▸ **À FAIRE**:
**1)** Dans l'extrait sur l'économie allemande, à quel niveau le frein à l'endettement limite-t-il le déficit structurel de l'État fédéral ?
**2)** Rédigez la suite de l'extrait sur l'économie allemande, en commençant après sa dernière phrase.

▸ **EXTRAIT**:
━━━━━━━━━━━━━━━━━━━━━━━━━━━━━━

Pour maîtriser les dépenses budgétaires, l’Allemagne a inscrit dans la constitution un nouveau dispositif de frein à l’endettement (Schuldenbremse), qui limite le déficit structurel de l’Etat fédéral à 0,35 % à peine du PIB et interdit, à partir de 2020, les déficits structurels des Länder sauf en cas de catastrophe naturelle ou de récession sévère. Ce dispositif est conforme aux exigences budgétaires du Pacte de stabilité et de croissance européen.

Le gouvernement a également annoncé que les régimes de retraite publics seront désormais moins généreux. Pour compenser cette baisse, l’Etat a introduit un régime de retraite privé subventionné, le régime Riester. Cette mesure n’a pas entraîné de hausse notable de l’épargne globale des ménages. Ces derniers ont probablement transféré leur épargne vers les régimes subventionnés. L’excédent financier du secteur des ménages s’est ainsi établi à 5 % en 2017, seulement 0,5 point de pourcentage de plus qu’en 2001.

Autre facteur : le solde du secteur des sociétés non financières, qui s’est amélioré. Proche de zéro en 2001, il est passé à 1,5 % du PIB en 2017. L’accroissement de l’excédent est en contradiction avec les résultats des enquêtes sur l’investissement selon lesquelles les entreprises expriment de plus en plus leur volonté d’investir. Cependant, face à la pénurie de main-d’œuvre qualifiée en Allemagne, les entreprises se tournent de plus en plus vers l’Europe centrale et orientale (Pologne, République tchèque, Hongrie et Slovaquie). Elle est devenue la destination favorite des investissements en raison de sa main-d’œuvre bien formée, de salaires relativement bas et de sa proximité avec l’Allemagne. Ce facteur a joué un rôle important dans le renforcement de la position extérieure nette d’Allemagne. En général, ces investissements ont été plutôt rentables (cf. encadré 2).

Les déséquilibres des comptes courants : un sujet de préoccupation

L’excédent d’un pays implique un déficit dans un autre pays (cf. encadré 3). Dans le cas d’Allemagne, les excédents courants importants du commerce bilatéraux a provoqué la colère de certains partenaires commerciaux. Pourtant, lors de la création de la zone euro, la question des déséquilibres des comptes courants ne suscitait pas un grand intérêt.

Elle a été totalement ignorée dans le Traité de Maastricht de 1992, qui a fixé les conditions d’adhésion à la monnaie unique. Cela n’a rien de surprenant. Beaucoup s’interrogeaient sur la pertinence de la balance courante dans une union monétaire. Ainsi, nul ne connaît la taille de celle du Texas ou de l’Ecosse. Ces données ne sont pas collectées. De plus, on estimait alors que l’accroissement des déficits courants dans les pays périphériques de la zone euro ne posait pas de problème et qu’il s’inscrivait dans le cadre du processus de rattrapage.

Malheureusement, la zone euro ne fonctionne pas comme une union monétaire optimale, au sens de la définition donnée par Mundell en 1961 (cf. encadré 4). C’est ce qui ressort très clairement de la crise de la dette souveraine de 2010 en Europe qui s’est soldée par une fragmentation significative des marchés obligataires nationaux.

━━━━━━━━━━━━━━━━━━━━━━━━━━━━━━

▸ **LIGNES DE DONNÉES**:
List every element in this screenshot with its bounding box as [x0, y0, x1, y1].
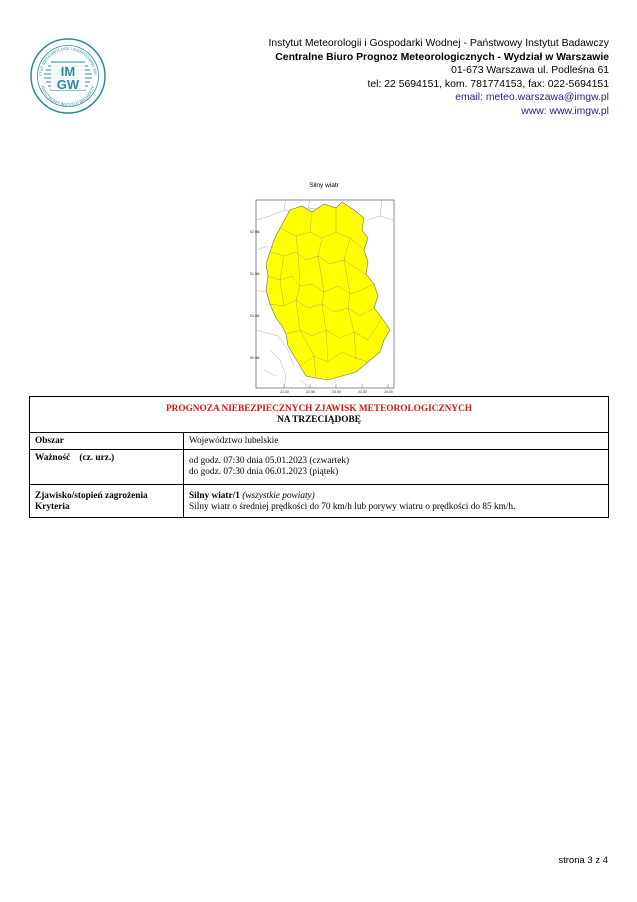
imgw-logo	[30, 38, 106, 114]
map-xtick-3: 23.00	[332, 390, 341, 394]
office-email[interactable]: email: meteo.warszawa@imgw.pl	[455, 92, 609, 104]
criteria-value: Silny wiatr o średniej prędkości do 70 km/h lub porywy wiatru o prędkości do 85 km/h.	[189, 502, 516, 512]
area-label: Obszar	[30, 433, 184, 450]
warning-map	[250, 180, 398, 394]
phenomenon-labels	[30, 485, 184, 518]
phenomenon-value: Silny wiatr/1	[189, 491, 240, 501]
institute-name: Instytut Meteorologii i Gospodarki Wodnej - Państwowy Instytut Badawczy	[268, 38, 609, 49]
warning-title-cell	[30, 397, 609, 433]
validity-from: od godz. 07:30 dnia 05.01.2023 (czwartek)	[189, 456, 350, 466]
phenomenon-row	[30, 485, 609, 518]
warning-title-row	[30, 397, 609, 433]
page-number: strona 3 z 4	[558, 855, 608, 866]
map-ytick-2: 51.50	[250, 272, 259, 276]
logo-mark-line1: IM	[60, 64, 76, 79]
warning-period: NA TRZECIĄDOBĘ	[277, 415, 361, 425]
phenomenon-values	[184, 485, 609, 518]
phenomenon-scope: (wszystkie powiaty)	[242, 491, 315, 501]
office-name: Centralne Biuro Prognoz Meteorologicznych - Wydział w Warszawie	[275, 51, 609, 63]
area-row	[30, 433, 609, 450]
logo-mark-line2: GW	[56, 77, 80, 92]
institute-header	[268, 37, 609, 119]
criteria-label: Kryteria	[35, 502, 70, 512]
map-canvas	[250, 180, 398, 394]
warning-table	[29, 396, 609, 518]
office-website[interactable]: www: www.imgw.pl	[521, 105, 609, 117]
map-ytick-3: 51.00	[250, 314, 259, 318]
validity-row	[30, 450, 609, 485]
map-xtick-5: 24.00	[384, 390, 393, 394]
logo-arc-top: YTUT METEOROLOGII I GOSPODARKI WO	[37, 45, 99, 77]
map-xtick-4: 23.50	[358, 390, 367, 394]
logo-arc-bottom: PAŃSTWOWY INSTYTUT BADAWCZY	[40, 85, 96, 108]
map-xtick-2: 22.50	[306, 390, 315, 394]
map-ytick-4: 50.50	[250, 356, 259, 360]
map-title: Silny wiatr	[309, 182, 339, 189]
validity-label: Ważność (cz. urz.)	[30, 450, 184, 485]
office-address: 01-673 Warszawa ul. Podleśna 61	[451, 65, 609, 77]
validity-to: do godz. 07:30 dnia 06.01.2023 (piątek)	[189, 467, 339, 477]
phenomenon-label: Zjawisko/stopień zagrożenia	[35, 491, 148, 501]
map-ytick-1: 52.00	[250, 230, 259, 234]
phenomenon-line	[189, 491, 603, 502]
office-phone: tel: 22 5694151, kom. 781774153, fax: 022-5694151	[367, 78, 609, 90]
validity-value	[184, 450, 609, 485]
map-xtick-1: 22.00	[280, 390, 289, 394]
warning-title: PROGNOZA NIEBEZPIECZNYCH ZJAWISK METEOROLOGICZNYCH	[165, 404, 473, 414]
area-value: Województwo lubelskie	[184, 433, 609, 450]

━━━━━━━━━━━━━━━━━━━━━━━━━━━━━━

▸ **RÉPONSES**:
**1)** À 0,35 % du PIB.

**2)**
Par ailleurs, même si les taux de conversion sont irrévocables, les marchés financiers n’ont jamais complètement ignoré le risque d’éclatement.

Avant la crise financière, en particulier, pour certains économistes les déséquilibres des comptes courants n’étaient pas très inquiétants, dans la mesure où ils découlaient de transactions entre « adultes consentants »[2]. A condition que le déficit du secteur public ne soit pas excessif, la balance courante est le résultat de transactions entre ménages et entreprises, qui optimisent leur bien-être dans une vision tournée vers l’avenir. Cette opinion a été défendue par le britannique Nigel Lawson, ancien chancelier de l’Echiquier, lors de la réunion annuelle du FMI et de la Banque mondiale en 1988 ; c’est ce que l’on a ensuite appelé la « doctrine Lawson ». Lord Lawson a reformulé son point de en 2010[3], indiquant que les déséquilibres des comptes courants étaient le résultat de flux de capitaux mondiaux dans la recherche d’opportunités d’investissement. Il les considère comme une « réalité économique dans une économie mondiale globalisée plutôt qu’un effet dangereux auquel il faut remédier ».

La Grande récession, puis la crise de la dette souveraine en Europe ont radicalement modifié la perception du rôle de la balance courante, en particulier dans une union monétaire.

Après tout, il est nécessaire de financer un déficit courant même dans une union monétaire. Il est vrai que la création de la zone euro a contribué au développement et à l’approfondissement des marchés financiers. Cela a permis d’abaisser les coûts d’emprunt pour les entreprises avant la crise, en particulier en Europe du Sud, et provoqué des déficits courants importants. Cependant, en raison d’une fragmentation du marché, il est devenu de plus en plus difficile pour les pays d’Europe de Sud d’attirer les capitaux étrangers pendant la crise de la dette souveraine. Pour sauvegarder la stabilité financière, des fonds publics ont été mobilisés pour compenser le tarissement des fonds privés.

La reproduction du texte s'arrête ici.